Dataset items -
(begin)

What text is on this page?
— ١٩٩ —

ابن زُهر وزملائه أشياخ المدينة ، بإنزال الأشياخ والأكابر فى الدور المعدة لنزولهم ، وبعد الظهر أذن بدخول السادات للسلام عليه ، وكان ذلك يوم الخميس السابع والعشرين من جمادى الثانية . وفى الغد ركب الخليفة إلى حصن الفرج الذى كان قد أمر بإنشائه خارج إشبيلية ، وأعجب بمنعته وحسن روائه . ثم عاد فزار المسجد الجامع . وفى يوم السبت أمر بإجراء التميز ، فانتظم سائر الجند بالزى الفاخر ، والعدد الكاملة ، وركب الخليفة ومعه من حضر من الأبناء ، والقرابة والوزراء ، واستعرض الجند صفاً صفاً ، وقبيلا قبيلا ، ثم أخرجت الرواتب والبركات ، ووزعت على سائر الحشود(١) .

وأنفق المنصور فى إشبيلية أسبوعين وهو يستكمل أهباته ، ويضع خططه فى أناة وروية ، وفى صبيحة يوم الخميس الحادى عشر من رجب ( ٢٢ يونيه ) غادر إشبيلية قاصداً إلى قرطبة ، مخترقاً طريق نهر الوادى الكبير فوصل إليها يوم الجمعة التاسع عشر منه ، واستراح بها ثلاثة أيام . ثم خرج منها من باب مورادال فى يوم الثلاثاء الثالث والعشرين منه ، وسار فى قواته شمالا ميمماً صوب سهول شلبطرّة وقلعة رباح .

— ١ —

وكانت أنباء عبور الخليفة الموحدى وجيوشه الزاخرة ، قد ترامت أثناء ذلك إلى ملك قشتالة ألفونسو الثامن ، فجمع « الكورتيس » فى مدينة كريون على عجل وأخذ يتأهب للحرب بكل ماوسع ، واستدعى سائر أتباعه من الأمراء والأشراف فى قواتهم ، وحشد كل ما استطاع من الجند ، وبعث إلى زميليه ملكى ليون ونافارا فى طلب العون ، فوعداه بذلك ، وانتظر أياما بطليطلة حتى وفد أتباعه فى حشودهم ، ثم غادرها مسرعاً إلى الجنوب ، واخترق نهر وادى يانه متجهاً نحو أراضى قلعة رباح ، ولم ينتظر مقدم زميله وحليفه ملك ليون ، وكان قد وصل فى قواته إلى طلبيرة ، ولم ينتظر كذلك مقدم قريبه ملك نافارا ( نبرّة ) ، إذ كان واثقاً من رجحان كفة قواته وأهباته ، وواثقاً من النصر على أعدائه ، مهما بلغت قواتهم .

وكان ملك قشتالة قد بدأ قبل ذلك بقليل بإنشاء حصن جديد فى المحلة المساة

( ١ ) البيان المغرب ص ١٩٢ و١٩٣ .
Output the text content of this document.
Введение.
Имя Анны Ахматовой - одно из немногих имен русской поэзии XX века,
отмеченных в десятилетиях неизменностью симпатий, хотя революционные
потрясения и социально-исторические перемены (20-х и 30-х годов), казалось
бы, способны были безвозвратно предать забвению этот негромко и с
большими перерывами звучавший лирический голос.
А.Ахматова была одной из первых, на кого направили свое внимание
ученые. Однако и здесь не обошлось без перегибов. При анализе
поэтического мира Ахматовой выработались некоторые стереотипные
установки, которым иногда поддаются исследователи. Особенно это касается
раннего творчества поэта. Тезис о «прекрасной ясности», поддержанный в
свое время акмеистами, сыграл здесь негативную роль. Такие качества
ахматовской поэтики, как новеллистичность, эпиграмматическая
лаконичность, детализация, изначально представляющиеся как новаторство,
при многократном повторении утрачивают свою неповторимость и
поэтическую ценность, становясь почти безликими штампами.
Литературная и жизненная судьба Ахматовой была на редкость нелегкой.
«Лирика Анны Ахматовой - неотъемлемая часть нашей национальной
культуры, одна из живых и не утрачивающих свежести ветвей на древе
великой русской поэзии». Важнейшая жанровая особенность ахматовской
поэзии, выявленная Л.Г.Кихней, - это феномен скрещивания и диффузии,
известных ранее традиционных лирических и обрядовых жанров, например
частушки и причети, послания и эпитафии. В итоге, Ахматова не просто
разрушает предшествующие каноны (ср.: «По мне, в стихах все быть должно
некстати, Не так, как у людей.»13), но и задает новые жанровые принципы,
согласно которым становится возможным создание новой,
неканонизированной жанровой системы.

(end)

AIM OF THE EXERCISE -
Copy all of the material word for word.

RESPONSE TO THIS TASK -
What text is on this page?
— ١٩٩ —

ابن زُهر وزملائه أشياخ المدينة ، بإنزال الأشياخ والأكابر فى الدور المعدة لنزولهم ، وبعد الظهر أذن بدخول السادات للسلام عليه ، وكان ذلك يوم الخميس السابع والعشرين من جمادى الثانية . وفى الغد ركب الخليفة إلى حصن الفرج الذى كان قد أمر بإنشائه خارج إشبيلية ، وأعجب بمنعته وحسن روائه . ثم عاد فزار المسجد الجامع . وفى يوم السبت أمر بإجراء التميز ، فانتظم سائر الجند بالزى الفاخر ، والعدد الكاملة ، وركب الخليفة ومعه من حضر من الأبناء ، والقرابة والوزراء ، واستعرض الجند صفاً صفاً ، وقبيلا قبيلا ، ثم أخرجت الرواتب والبركات ، ووزعت على سائر الحشود(١) .

وأنفق المنصور فى إشبيلية أسبوعين وهو يستكمل أهباته ، ويضع خططه فى أناة وروية ، وفى صبيحة يوم الخميس الحادى عشر من رجب ( ٢٢ يونيه ) غادر إشبيلية قاصداً إلى قرطبة ، مخترقاً طريق نهر الوادى الكبير فوصل إليها يوم الجمعة التاسع عشر منه ، واستراح بها ثلاثة أيام . ثم خرج منها من باب مورادال فى يوم الثلاثاء الثالث والعشرين منه ، وسار فى قواته شمالا ميمماً صوب سهول شلبطرّة وقلعة رباح .

— ١ —

وكانت أنباء عبور الخليفة الموحدى وجيوشه الزاخرة ، قد ترامت أثناء ذلك إلى ملك قشتالة ألفونسو الثامن ، فجمع « الكورتيس » فى مدينة كريون على عجل وأخذ يتأهب للحرب بكل ماوسع ، واستدعى سائر أتباعه من الأمراء والأشراف فى قواتهم ، وحشد كل ما استطاع من الجند ، وبعث إلى زميليه ملكى ليون ونافارا فى طلب العون ، فوعداه بذلك ، وانتظر أياما بطليطلة حتى وفد أتباعه فى حشودهم ، ثم غادرها مسرعاً إلى الجنوب ، واخترق نهر وادى يانه متجهاً نحو أراضى قلعة رباح ، ولم ينتظر مقدم زميله وحليفه ملك ليون ، وكان قد وصل فى قواته إلى طلبيرة ، ولم ينتظر كذلك مقدم قريبه ملك نافارا ( نبرّة ) ، إذ كان واثقاً من رجحان كفة قواته وأهباته ، وواثقاً من النصر على أعدائه ، مهما بلغت قواتهم .

وكان ملك قشتالة قد بدأ قبل ذلك بقليل بإنشاء حصن جديد فى المحلة المساة

( ١ ) البيان المغرب ص ١٩٢ و١٩٣ .
Output the text content of this document.
Введение.
Имя Анны Ахматовой - одно из немногих имен русской поэзии XX века,
отмеченных в десятилетиях неизменностью симпатий, хотя революционные
потрясения и социально-исторические перемены (20-х и 30-х годов), казалось
бы, способны были безвозвратно предать забвению этот негромко и с
большими перерывами звучавший лирический голос.
А.Ахматова была одной из первых, на кого направили свое внимание
ученые. Однако и здесь не обошлось без перегибов. При анализе
поэтического мира Ахматовой выработались некоторые стереотипные
установки, которым иногда поддаются исследователи. Особенно это касается
раннего творчества поэта. Тезис о «прекрасной ясности», поддержанный в
свое время акмеистами, сыграл здесь негативную роль. Такие качества
ахматовской поэтики, как новеллистичность, эпиграмматическая
лаконичность, детализация, изначально представляющиеся как новаторство,
при многократном повторении утрачивают свою неповторимость и
поэтическую ценность, становясь почти безликими штампами.
Литературная и жизненная судьба Ахматовой была на редкость нелегкой.
«Лирика Анны Ахматовой - неотъемлемая часть нашей национальной
культуры, одна из живых и не утрачивающих свежести ветвей на древе
великой русской поэзии». Важнейшая жанровая особенность ахматовской
поэзии, выявленная Л.Г.Кихней, - это феномен скрещивания и диффузии,
известных ранее традиционных лирических и обрядовых жанров, например
частушки и причети, послания и эпитафии. В итоге, Ахматова не просто
разрушает предшествующие каноны (ср.: «По мне, в стихах все быть должно
некстати, Не так, как у людей.»13), но и задает новые жанровые принципы,
согласно которым становится возможным создание новой,
неканонизированной жанровой системы.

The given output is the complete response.